(SOURCE MATERIAL)
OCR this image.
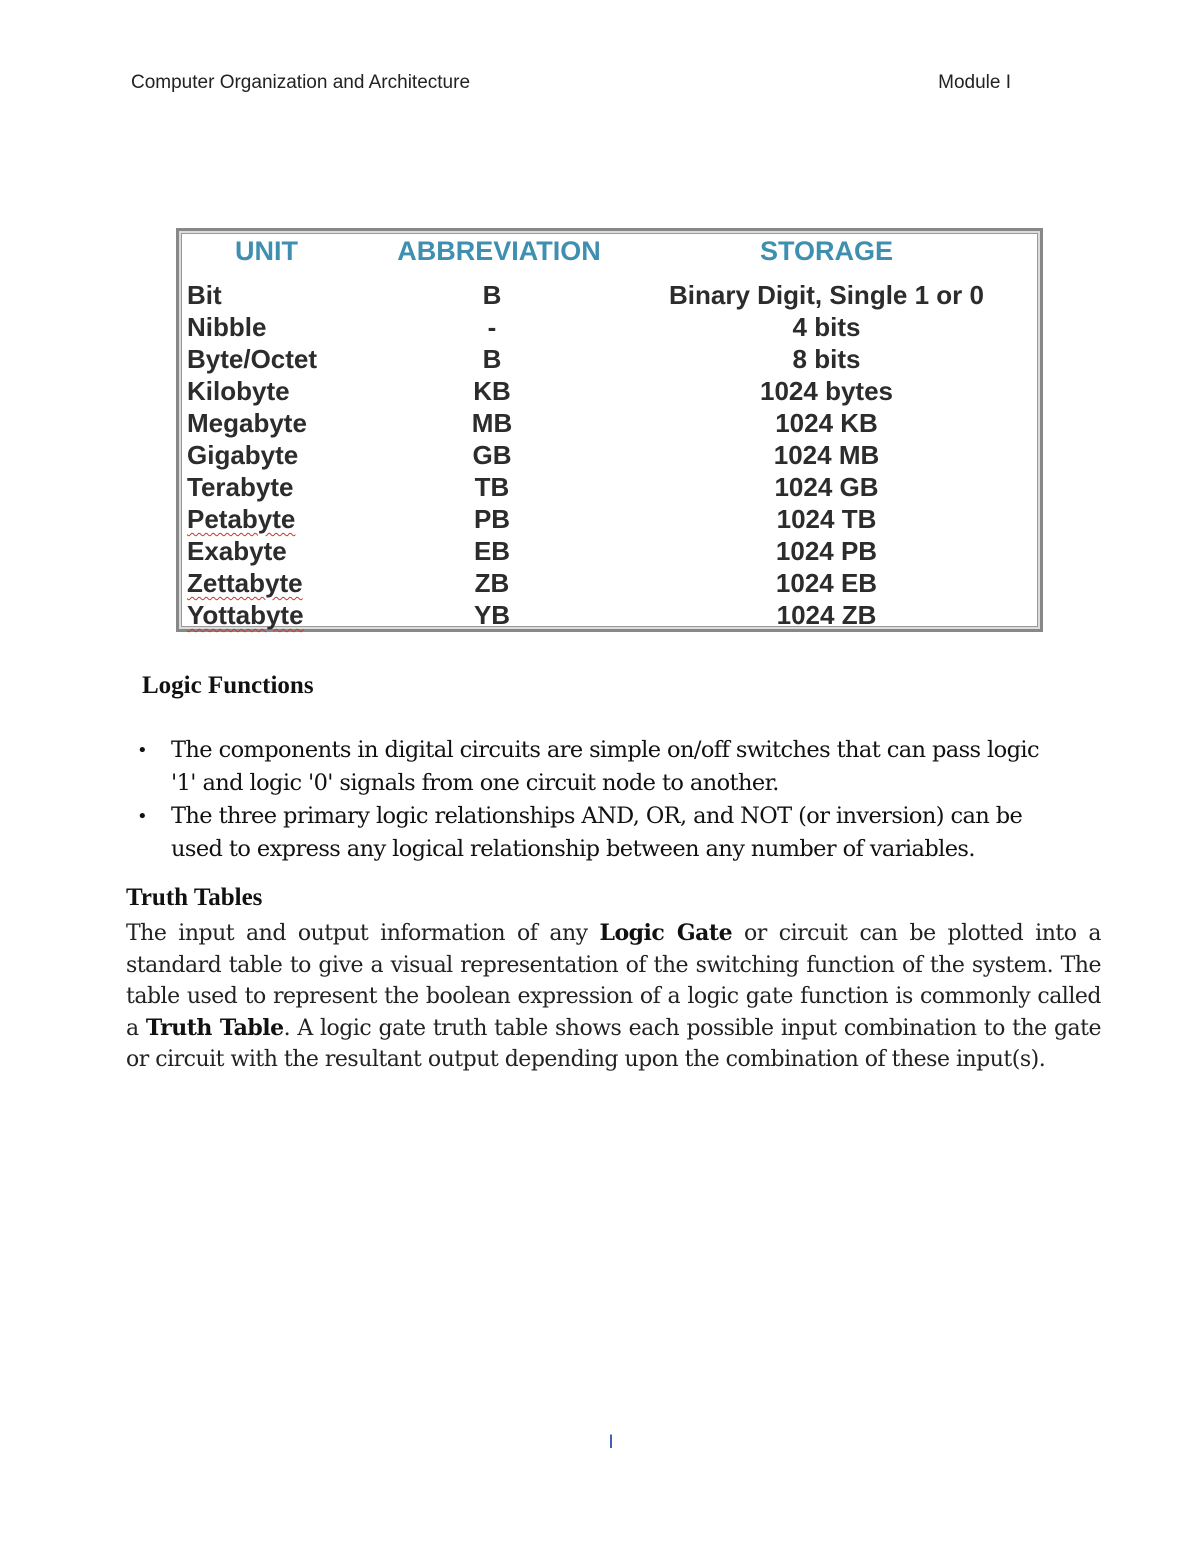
Computer Organization and Architecture	Module I
UNIT	ABBREVIATION	STORAGE

Bit	B	Binary Digit, Single 1 or 0
Nibble	-	4 bits
Byte/Octet	B	8 bits
Kilobyte	KB	1024 bytes
Megabyte	MB	1024 KB
Gigabyte	GB	1024 MB
Terabyte	TB	1024 GB
Petabyte	PB	1024 TB
Exabyte	EB	1024 PB
Zettabyte	ZB	1024 EB
Yottabyte	YB	1024 ZB
Logic Functions
• The components in digital circuits are simple on/off switches that can pass logic '1' and logic '0' signals from one circuit node to another.
• The three primary logic relationships AND, OR, and NOT (or inversion) can be used to express any logical relationship between any number of variables.
Truth Tables

The input and output information of any Logic Gate or circuit can be plotted into a standard table to give a visual representation of the switching function of the system. The table used to represent the boolean expression of a logic gate function is commonly called a Truth Table. A logic gate truth table shows each possible input combination to the gate or circuit with the resultant output depending upon the combination of these input(s).

I
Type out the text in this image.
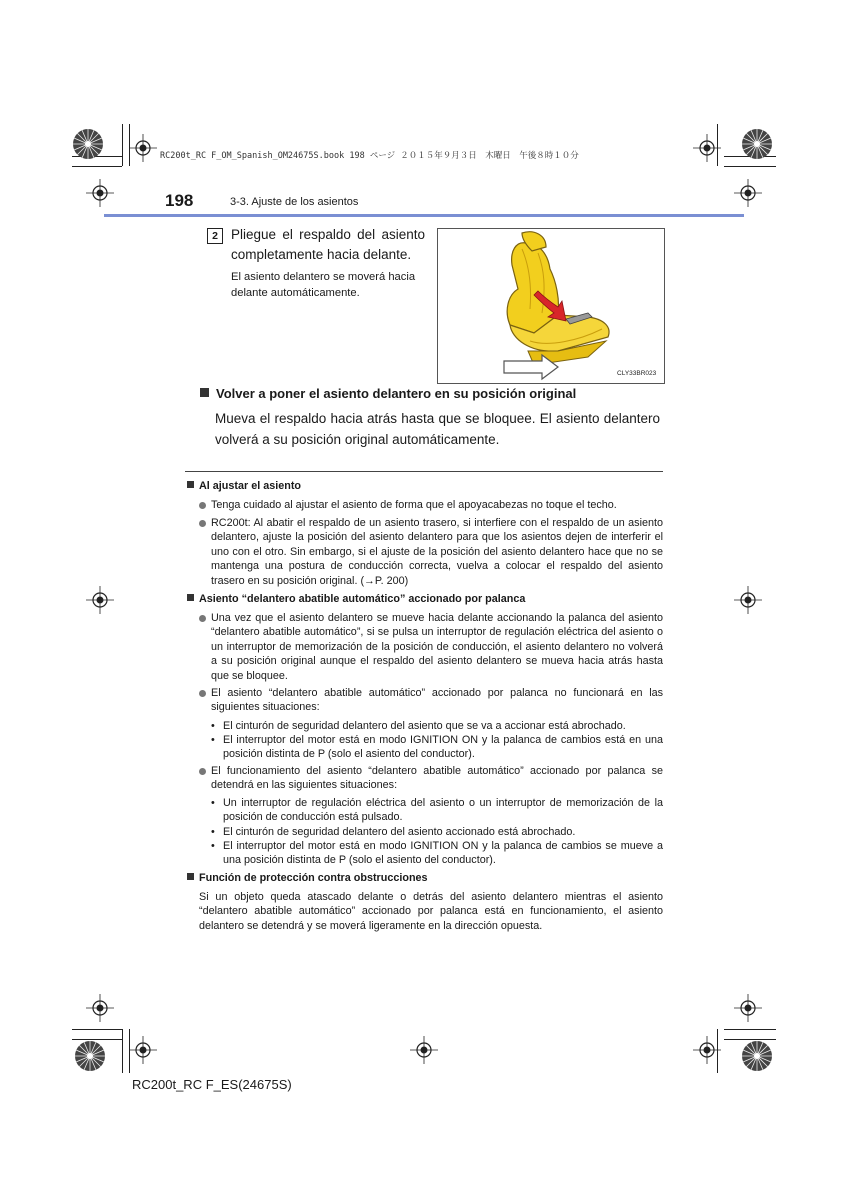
RC200t_RC F_OM_Spanish_OM24675S.book 198 ページ ２０１５年９月３日　木曜日　午後８時１０分
198	3-3. Ajuste de los asientos
2 Pliegue el respaldo del asiento completamente hacia delante.
El asiento delantero se moverá hacia delante automáticamente.
CLY33BR023
Volver a poner el asiento delantero en su posición original
Mueva el respaldo hacia atrás hasta que se bloquee. El asiento delantero volverá a su posición original automáticamente.
Al ajustar el asiento
Tenga cuidado al ajustar el asiento de forma que el apoyacabezas no toque el techo.
RC200t: Al abatir el respaldo de un asiento trasero, si interfiere con el respaldo de un asiento delantero, ajuste la posición del asiento delantero para que los asientos dejen de interferir el uno con el otro. Sin embargo, si el ajuste de la posición del asiento delantero hace que no se mantenga una postura de conducción correcta, vuelva a colocar el respaldo del asiento trasero en su posición original. (→P. 200)
Asiento “delantero abatible automático” accionado por palanca
Una vez que el asiento delantero se mueve hacia delante accionando la palanca del asiento “delantero abatible automático”, si se pulsa un interruptor de regulación eléctrica del asiento o un interruptor de memorización de la posición de conducción, el asiento delantero no volverá a su posición original aunque el respaldo del asiento delantero se mueva hacia atrás hasta que se bloquee.
El asiento “delantero abatible automático” accionado por palanca no funcionará en las siguientes situaciones:
• El cinturón de seguridad delantero del asiento que se va a accionar está abrochado.
• El interruptor del motor está en modo IGNITION ON y la palanca de cambios está en una posición distinta de P (solo el asiento del conductor).
El funcionamiento del asiento “delantero abatible automático” accionado por palanca se detendrá en las siguientes situaciones:
• Un interruptor de regulación eléctrica del asiento o un interruptor de memorización de la posición de conducción está pulsado.
• El cinturón de seguridad delantero del asiento accionado está abrochado.
• El interruptor del motor está en modo IGNITION ON y la palanca de cambios se mueve a una posición distinta de P (solo el asiento del conductor).
Función de protección contra obstrucciones
Si un objeto queda atascado delante o detrás del asiento delantero mientras el asiento “delantero abatible automático” accionado por palanca está en funcionamiento, el asiento delantero se detendrá y se moverá ligeramente en la dirección opuesta.
RC200t_RC F_ES(24675S)
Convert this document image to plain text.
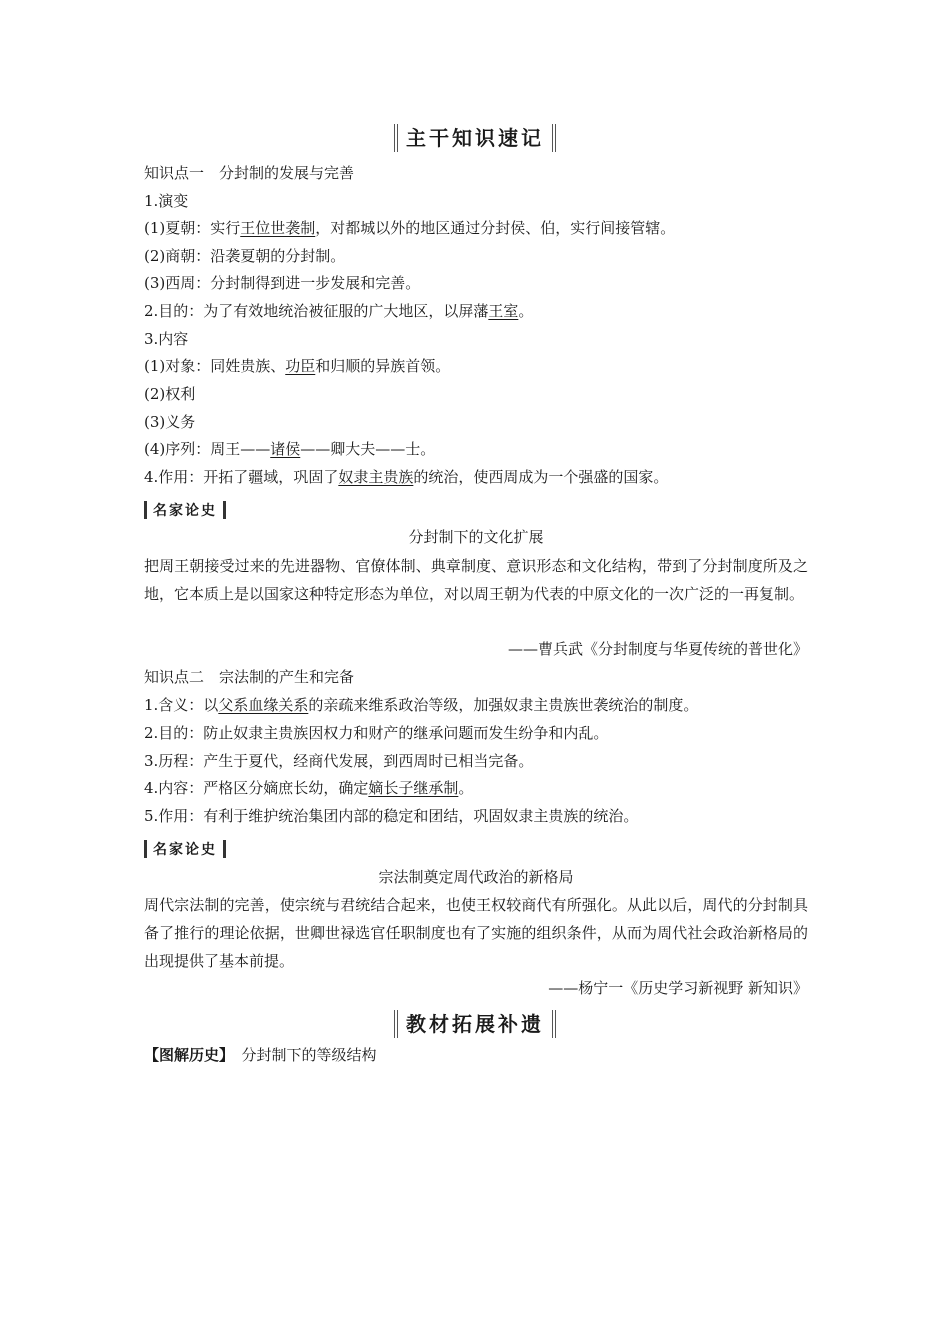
主干知识速记
知识点一　分封制的发展与完善
1.演变
(1)夏朝：实行王位世袭制，对都城以外的地区通过分封侯、伯，实行间接管辖。
(2)商朝：沿袭夏朝的分封制。
(3)西周：分封制得到进一步发展和完善。
2.目的：为了有效地统治被征服的广大地区，以屏藩王室。
3.内容
(1)对象：同姓贵族、功臣和归顺的异族首领。
(2)权利
(3)义务
(4)序列：周王——诸侯——卿大夫——士。
4.作用：开拓了疆域，巩固了奴隶主贵族的统治，使西周成为一个强盛的国家。
名家论史
分封制下的文化扩展
把周王朝接受过来的先进器物、官僚体制、典章制度、意识形态和文化结构，带到了分封制度所及之地，它本质上是以国家这种特定形态为单位，对以周王朝为代表的中原文化的一次广泛的一再复制。
——曹兵武《分封制度与华夏传统的普世化》
知识点二　宗法制的产生和完备
1.含义：以父系血缘关系的亲疏来维系政治等级，加强奴隶主贵族世袭统治的制度。
2.目的：防止奴隶主贵族因权力和财产的继承问题而发生纷争和内乱。
3.历程：产生于夏代，经商代发展，到西周时已相当完备。
4.内容：严格区分嫡庶长幼，确定嫡长子继承制。
5.作用：有利于维护统治集团内部的稳定和团结，巩固奴隶主贵族的统治。
名家论史
宗法制奠定周代政治的新格局
周代宗法制的完善，使宗统与君统结合起来，也使王权较商代有所强化。从此以后，周代的分封制具备了推行的理论依据，世卿世禄选官任职制度也有了实施的组织条件，从而为周代社会政治新格局的出现提供了基本前提。
——杨宁一《历史学习新视野 新知识》
教材拓展补遗
【图解历史】　 分封制下的等级结构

(WRITTEN TASK) Which lines hold the word "this"? Copy all of them.

(EXPECTED OUTPUT)
OCR this image.
Type out the text in this image.
Convert this document image to plain text.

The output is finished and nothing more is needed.